▶ GIVEN REQUEST:
Extract every line that includes the string "projected".
## begin ENTRIES
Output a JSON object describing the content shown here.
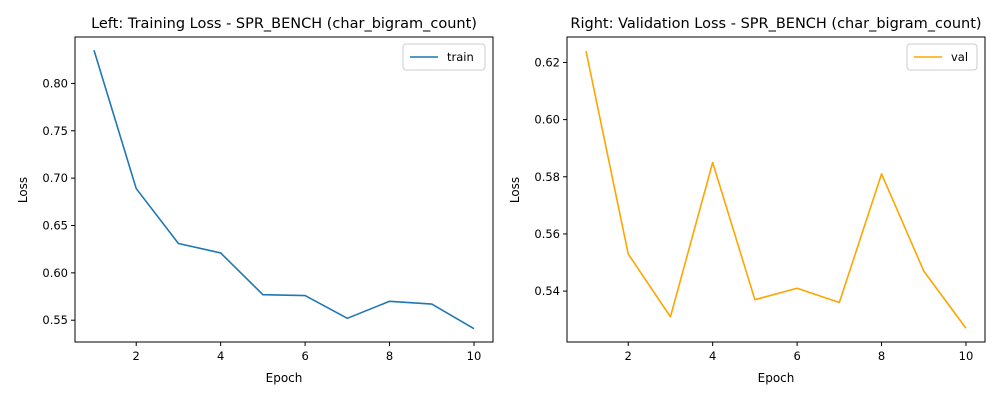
{
  "chart_data": [
    {
      "type": "line",
      "title": "Left: Training Loss - SPR_BENCH (char_bigram_count)",
      "xlabel": "Epoch",
      "ylabel": "Loss",
      "xlim": [
        0.55,
        10.45
      ],
      "ylim": [
        0.527,
        0.849
      ],
      "xticks": [
        2,
        4,
        6,
        8,
        10
      ],
      "yticks": [
        0.55,
        0.6,
        0.65,
        0.7,
        0.75,
        0.8
      ],
      "ytick_labels": [
        "0.55",
        "0.60",
        "0.65",
        "0.70",
        "0.75",
        "0.80"
      ],
      "grid": false,
      "legend_position": "top-right",
      "series": [
        {
          "name": "train",
          "color": "#1f77b4",
          "x": [
            1,
            2,
            3,
            4,
            5,
            6,
            7,
            8,
            9,
            10
          ],
          "values": [
            0.835,
            0.689,
            0.631,
            0.621,
            0.577,
            0.576,
            0.552,
            0.57,
            0.567,
            0.541
          ]
        }
      ]
    },
    {
      "type": "line",
      "title": "Right: Validation Loss - SPR_BENCH (char_bigram_count)",
      "xlabel": "Epoch",
      "ylabel": "Loss",
      "xlim": [
        0.55,
        10.45
      ],
      "ylim": [
        0.5222,
        0.6289
      ],
      "xticks": [
        2,
        4,
        6,
        8,
        10
      ],
      "yticks": [
        0.54,
        0.56,
        0.58,
        0.6,
        0.62
      ],
      "ytick_labels": [
        "0.54",
        "0.56",
        "0.58",
        "0.60",
        "0.62"
      ],
      "grid": false,
      "legend_position": "top-right",
      "series": [
        {
          "name": "val",
          "color": "#ffa500",
          "x": [
            1,
            2,
            3,
            4,
            5,
            6,
            7,
            8,
            9,
            10
          ],
          "values": [
            0.624,
            0.553,
            0.531,
            0.585,
            0.537,
            0.541,
            0.536,
            0.581,
            0.547,
            0.527
          ]
        }
      ]
    }
  ]
}
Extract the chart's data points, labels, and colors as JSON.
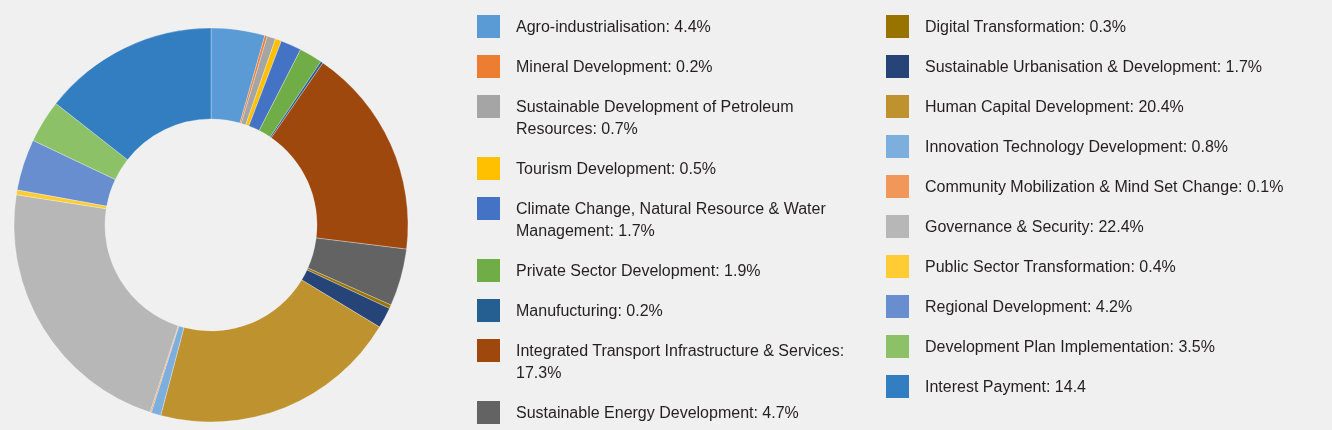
{
  "chart_data": {
    "type": "donut",
    "categories": [
      "Agro-industrialisation: 4.4%",
      "Mineral Development: 0.2%",
      "Sustainable Development of Petroleum Resources: 0.7%",
      "Tourism Development: 0.5%",
      "Climate Change, Natural Resource & Water Management: 1.7%",
      "Private Sector Development: 1.9%",
      "Manufucturing: 0.2%",
      "Integrated Transport Infrastructure & Services: 17.3%",
      "Sustainable Energy Development: 4.7%",
      "Digital Transformation: 0.3%",
      "Sustainable Urbanisation & Development:  1.7%",
      "Human Capital Development: 20.4%",
      "Innovation Technology Development: 0.8%",
      "Community Mobilization & Mind Set Change: 0.1%",
      "Governance & Security: 22.4%",
      "Public Sector Transformation: 0.4%",
      "Regional Development: 4.2%",
      "Development Plan Implementation: 3.5%",
      "Interest Payment: 14.4"
    ],
    "values": [
      4.4,
      0.2,
      0.7,
      0.5,
      1.7,
      1.9,
      0.2,
      17.3,
      4.7,
      0.3,
      1.7,
      20.4,
      0.8,
      0.1,
      22.4,
      0.4,
      4.2,
      3.5,
      14.4
    ],
    "colors": [
      "#5b9bd5",
      "#ed7d31",
      "#a5a5a5",
      "#ffc000",
      "#4472c4",
      "#70ad47",
      "#255e91",
      "#9e480e",
      "#636363",
      "#997300",
      "#264478",
      "#bd922f",
      "#7cafdd",
      "#f1975a",
      "#b7b7b7",
      "#ffcd33",
      "#698ed0",
      "#8cc168",
      "#337ec1"
    ],
    "legend": "right"
  }
}
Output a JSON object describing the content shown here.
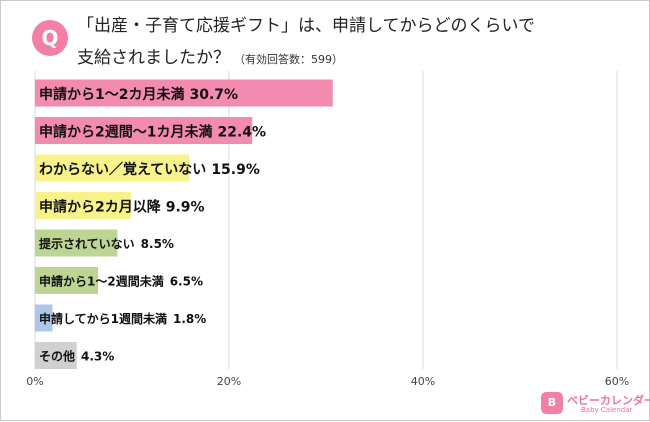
{
  "badge": "Q",
  "title_line1": "「出産・子育て応援ギフト」は、申請してからどのくらいで",
  "title_line2": "支給されましたか？",
  "note": "（有効回答数：599）",
  "logo": {
    "main": "ベビーカレンダー",
    "sub": "Baby Calendar"
  },
  "chart_data": {
    "type": "bar",
    "orientation": "horizontal",
    "categories": [
      "申請から1～2カ月未満",
      "申請から2週間～1カ月未満",
      "わからない／覚えていない",
      "申請から2カ月以降",
      "提示されていない",
      "申請から1～2週間未満",
      "申請してから1週間未満",
      "その他"
    ],
    "values": [
      30.7,
      22.4,
      15.9,
      9.9,
      8.5,
      6.5,
      1.8,
      4.3
    ],
    "value_labels": [
      "30.7%",
      "22.4%",
      "15.9%",
      "9.9%",
      "8.5%",
      "6.5%",
      "1.8%",
      "4.3%"
    ],
    "colors": [
      "#f38bb1",
      "#f38bb1",
      "#f7f28a",
      "#f7f28a",
      "#bcd592",
      "#bcd592",
      "#aec6ea",
      "#d0d0d0"
    ],
    "xlim": [
      0,
      60
    ],
    "xticks": [
      0,
      20,
      40,
      60
    ],
    "xtick_labels": [
      "0%",
      "20%",
      "40%",
      "60%"
    ],
    "grid": true
  }
}
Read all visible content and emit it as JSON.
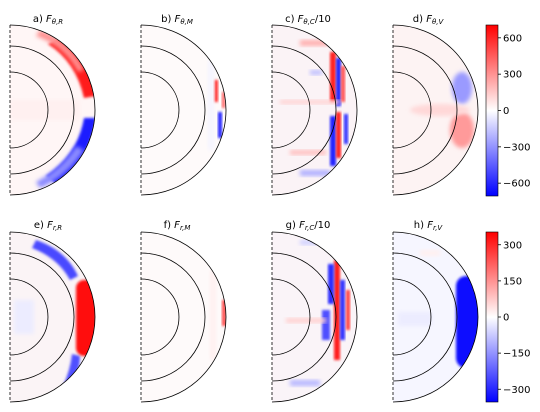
{
  "colormap": {
    "neg": "#0000ff",
    "zero": "#ffffff",
    "pos": "#ff0000"
  },
  "rows": [
    {
      "colorbar_ticks": [
        "600",
        "300",
        "0",
        "−300",
        "−600"
      ],
      "panels": [
        {
          "label": "a) ",
          "sym": "F",
          "sub": "θ,R",
          "suffix": ""
        },
        {
          "label": "b) ",
          "sym": "F",
          "sub": "θ,M",
          "suffix": ""
        },
        {
          "label": "c) ",
          "sym": "F",
          "sub": "θ,C",
          "suffix": "/10"
        },
        {
          "label": "d) ",
          "sym": "F",
          "sub": "θ,V",
          "suffix": ""
        }
      ]
    },
    {
      "colorbar_ticks": [
        "300",
        "150",
        "0",
        "−150",
        "−300"
      ],
      "panels": [
        {
          "label": "e) ",
          "sym": "F",
          "sub": "r,R",
          "suffix": ""
        },
        {
          "label": "f) ",
          "sym": "F",
          "sub": "r,M",
          "suffix": ""
        },
        {
          "label": "g) ",
          "sym": "F",
          "sub": "r,C",
          "suffix": "/10"
        },
        {
          "label": "h) ",
          "sym": "F",
          "sub": "r,V",
          "suffix": ""
        }
      ]
    }
  ]
}
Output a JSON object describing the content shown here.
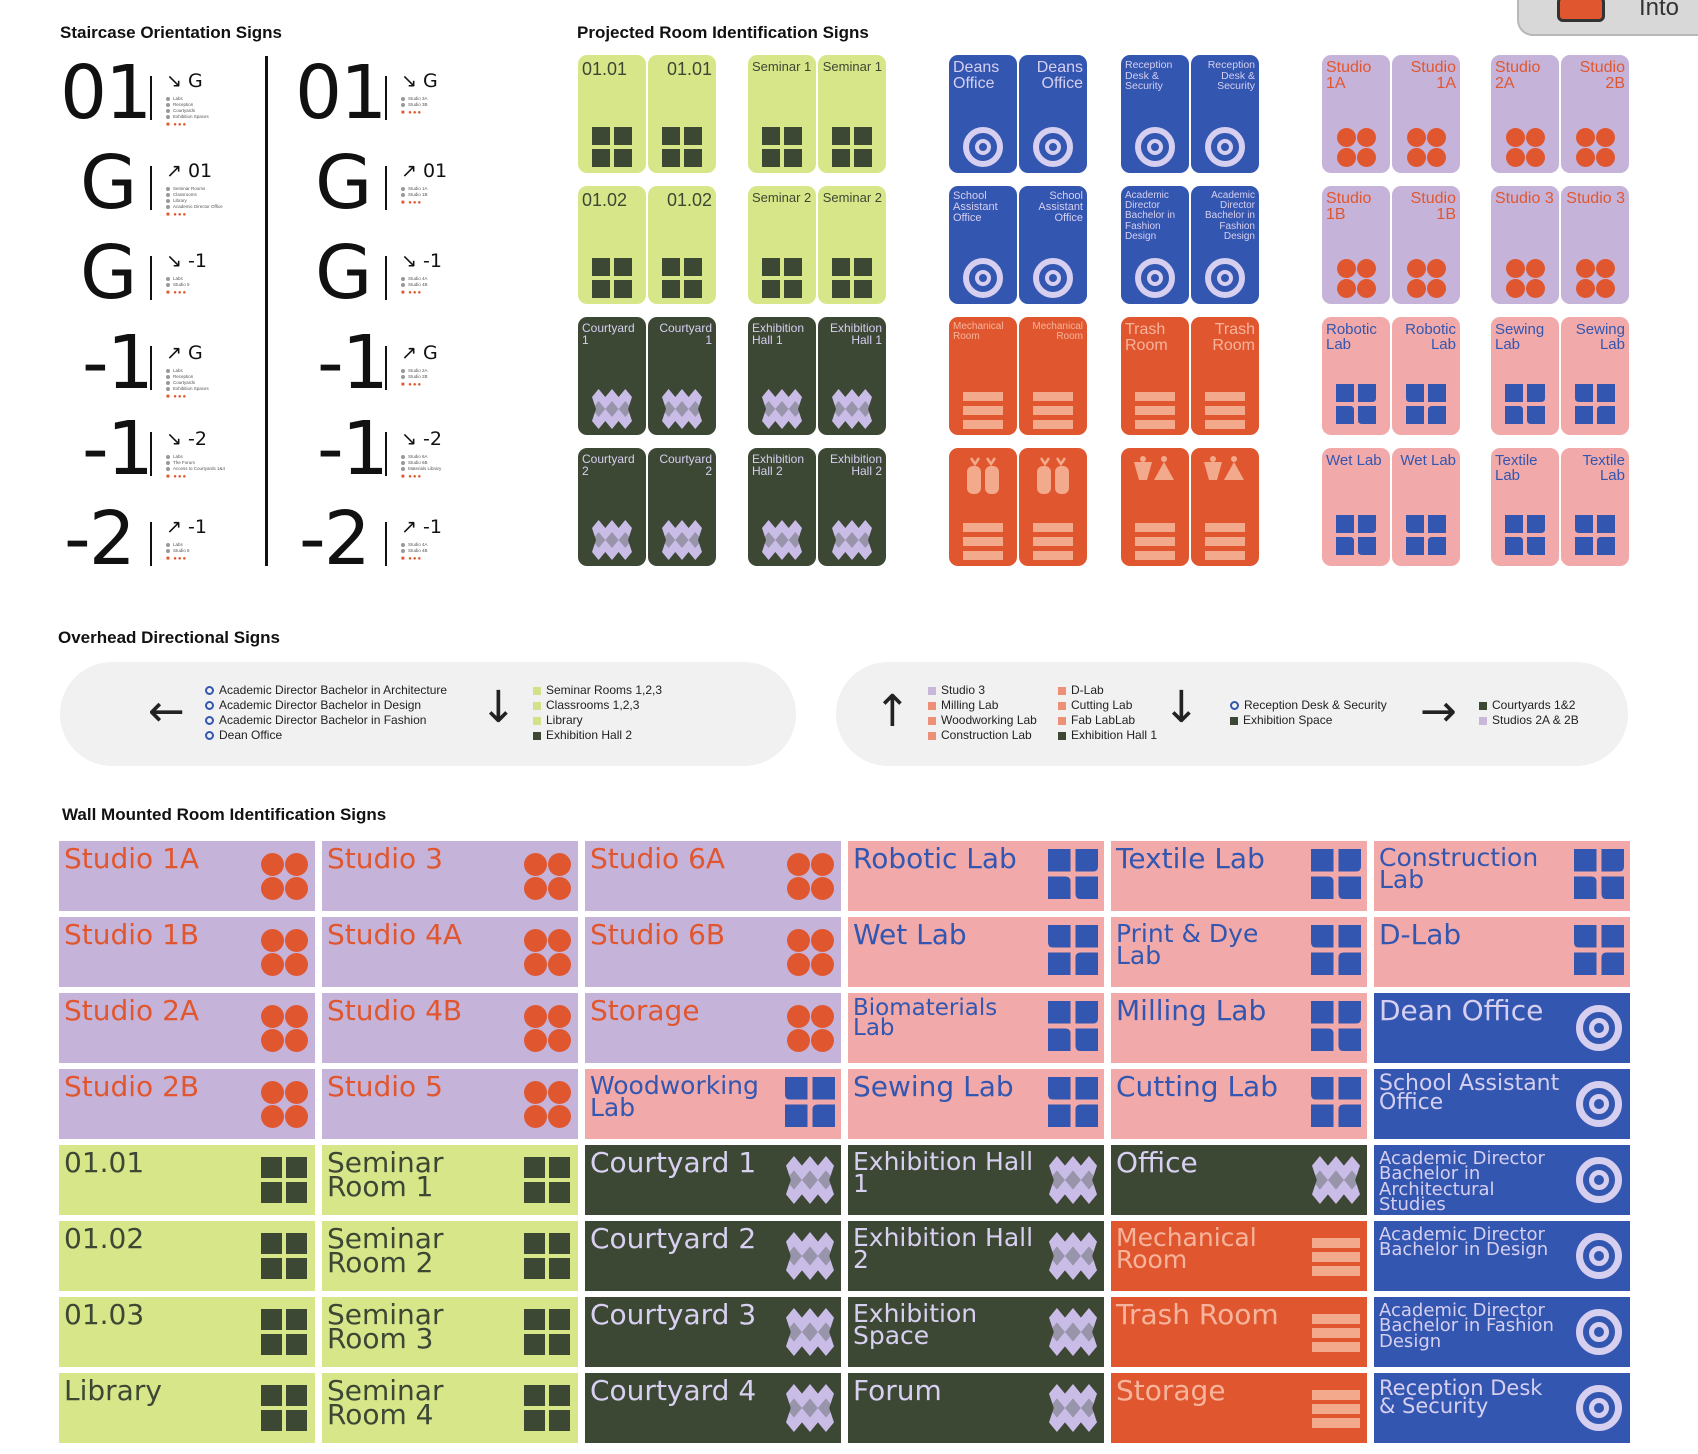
{
  "sections": {
    "staircase": "Staircase Orientation Signs",
    "projected": "Projected Room Identification Signs",
    "overhead": "Overhead Directional Signs",
    "wall": "Wall Mounted Room Identification Signs"
  },
  "top_badge": "Into",
  "staircase": {
    "left": [
      {
        "level": "01",
        "dir": "↘ G",
        "items": [
          "Labs",
          "Reception",
          "Courtyards",
          "Exhibition Spaces"
        ]
      },
      {
        "level": "G",
        "dir": "↗ 01",
        "items": [
          "Seminar Rooms",
          "Classrooms",
          "Library",
          "Academic Director Office"
        ]
      },
      {
        "level": "G",
        "dir": "↘ -1",
        "items": [
          "Labs",
          "Studio 5"
        ]
      },
      {
        "level": "-1",
        "dir": "↗ G",
        "items": [
          "Labs",
          "Reception",
          "Courtyards",
          "Exhibition Spaces"
        ]
      },
      {
        "level": "-1",
        "dir": "↘ -2",
        "items": [
          "Labs",
          "The Forum",
          "Access to Courtyards 1&4"
        ]
      },
      {
        "level": "-2",
        "dir": "↗ -1",
        "items": [
          "Labs",
          "Studio 6"
        ]
      }
    ],
    "right": [
      {
        "level": "01",
        "dir": "↘ G",
        "items": [
          "Studio 3A",
          "Studio 3B"
        ]
      },
      {
        "level": "G",
        "dir": "↗ 01",
        "items": [
          "Studio 1A",
          "Studio 1B"
        ]
      },
      {
        "level": "G",
        "dir": "↘ -1",
        "items": [
          "Studio 4A",
          "Studio 4B"
        ]
      },
      {
        "level": "-1",
        "dir": "↗ G",
        "items": [
          "Studio 2A",
          "Studio 2B"
        ]
      },
      {
        "level": "-1",
        "dir": "↘ -2",
        "items": [
          "Studio 6A",
          "Studio 6B",
          "Materials Library"
        ]
      },
      {
        "level": "-2",
        "dir": "↗ -1",
        "items": [
          "Studio 4A",
          "Studio 4B"
        ]
      }
    ]
  },
  "projected": {
    "lime": [
      [
        "01.01",
        "01.01"
      ],
      [
        "Seminar 1",
        "Seminar 1"
      ],
      [
        "01.02",
        "01.02"
      ],
      [
        "Seminar 2",
        "Seminar 2"
      ]
    ],
    "dark": [
      [
        "Courtyard 1",
        "Courtyard 1"
      ],
      [
        "Exhibition Hall 1",
        "Exhibition Hall 1"
      ],
      [
        "Courtyard 2",
        "Courtyard 2"
      ],
      [
        "Exhibition Hall 2",
        "Exhibition Hall 2"
      ]
    ],
    "blue": [
      [
        "Deans Office",
        "Deans Office"
      ],
      [
        "Reception Desk & Security",
        "Reception Desk & Security"
      ],
      [
        "School Assistant Office",
        "School Assistant Office"
      ],
      [
        "Academic Director Bachelor in Fashion Design",
        "Academic Director Bachelor in Fashion Design"
      ]
    ],
    "orange": [
      [
        "Mechanical Room",
        "Mechanical Room"
      ],
      [
        "Trash Room",
        "Trash Room"
      ]
    ],
    "studio": [
      [
        "Studio 1A",
        "Studio 1A"
      ],
      [
        "Studio 2A",
        "Studio 2B"
      ],
      [
        "Studio 1B",
        "Studio 1B"
      ],
      [
        "Studio 3",
        "Studio 3"
      ]
    ],
    "lab": [
      [
        "Robotic Lab",
        "Robotic Lab"
      ],
      [
        "Sewing Lab",
        "Sewing Lab"
      ],
      [
        "Wet Lab",
        "Wet Lab"
      ],
      [
        "Textile Lab",
        "Textile Lab"
      ]
    ]
  },
  "overhead": {
    "left": {
      "list1": [
        "Academic Director Bachelor in Architecture",
        "Academic Director Bachelor in Design",
        "Academic Director Bachelor in Fashion",
        "Dean Office"
      ],
      "list2": [
        "Seminar Rooms 1,2,3",
        "Classrooms 1,2,3",
        "Library",
        "Exhibition Hall 2"
      ]
    },
    "right": {
      "list1": [
        "Studio 3",
        "Milling Lab",
        "Woodworking Lab",
        "Construction Lab"
      ],
      "list2": [
        "D-Lab",
        "Cutting Lab",
        "Fab LabLab",
        "Exhibition Hall 1"
      ],
      "list3": [
        "Reception Desk & Security",
        "Exhibition Space"
      ],
      "list4": [
        "Courtyards 1&2",
        "Studios  2A & 2B"
      ]
    }
  },
  "wall": {
    "col1": [
      "Studio 1A",
      "Studio 1B",
      "Studio 2A",
      "Studio 2B",
      "01.01",
      "01.02",
      "01.03",
      "Library"
    ],
    "col2": [
      "Studio 3",
      "Studio 4A",
      "Studio 4B",
      "Studio 5",
      "Seminar Room 1",
      "Seminar Room 2",
      "Seminar Room 3",
      "Seminar Room 4"
    ],
    "col3": [
      "Studio 6A",
      "Studio 6B",
      "Storage",
      "Woodworking Lab",
      "Courtyard 1",
      "Courtyard 2",
      "Courtyard 3",
      "Courtyard 4"
    ],
    "col4": [
      "Robotic Lab",
      "Wet Lab",
      "Biomaterials Lab",
      "Sewing Lab",
      "Exhibition Hall 1",
      "Exhibition Hall 2",
      "Exhibition Space",
      "Forum"
    ],
    "col5": [
      "Textile Lab",
      "Print & Dye Lab",
      "Milling Lab",
      "Cutting Lab",
      "Office",
      "Mechanical Room",
      "Trash Room",
      "Storage"
    ],
    "col6": [
      "Construction Lab",
      "D-Lab",
      "Dean Office",
      "School Assistant Office",
      "Academic Director Bachelor in Architectural Studies",
      "Academic Director Bachelor in Design",
      "Academic Director Bachelor in Fashion Design",
      "Reception Desk & Security"
    ]
  },
  "colors": {
    "studio": "#c6b3d9",
    "lab": "#f1aaa9",
    "lime": "#d8e68a",
    "dark": "#3c4734",
    "orange": "#e0572f",
    "blue": "#3356b0"
  }
}
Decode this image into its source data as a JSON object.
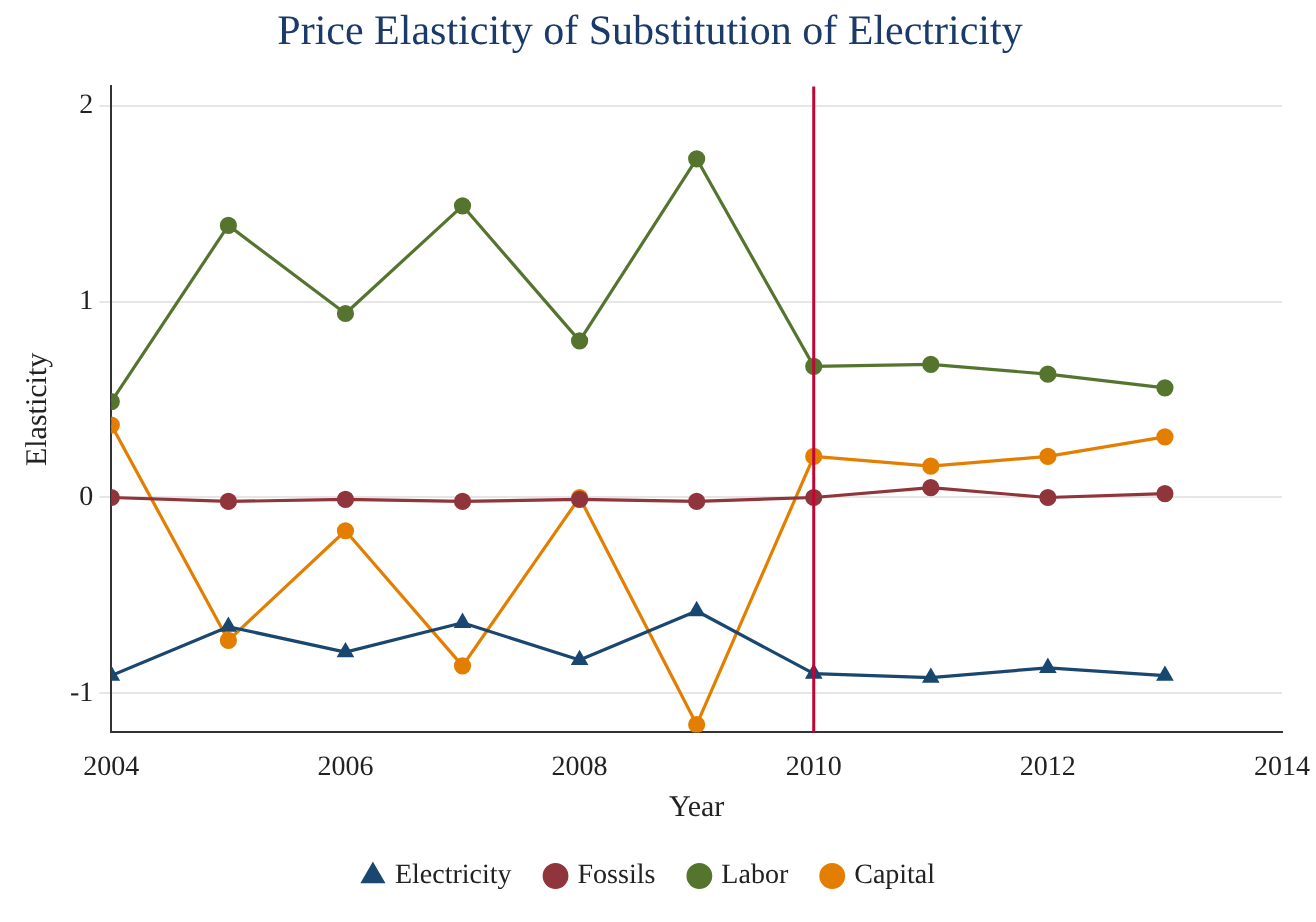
## end ENTRIES
▶ TASK RESULT:
    "projected": "Projected Room Identification Signs",
  "projected": {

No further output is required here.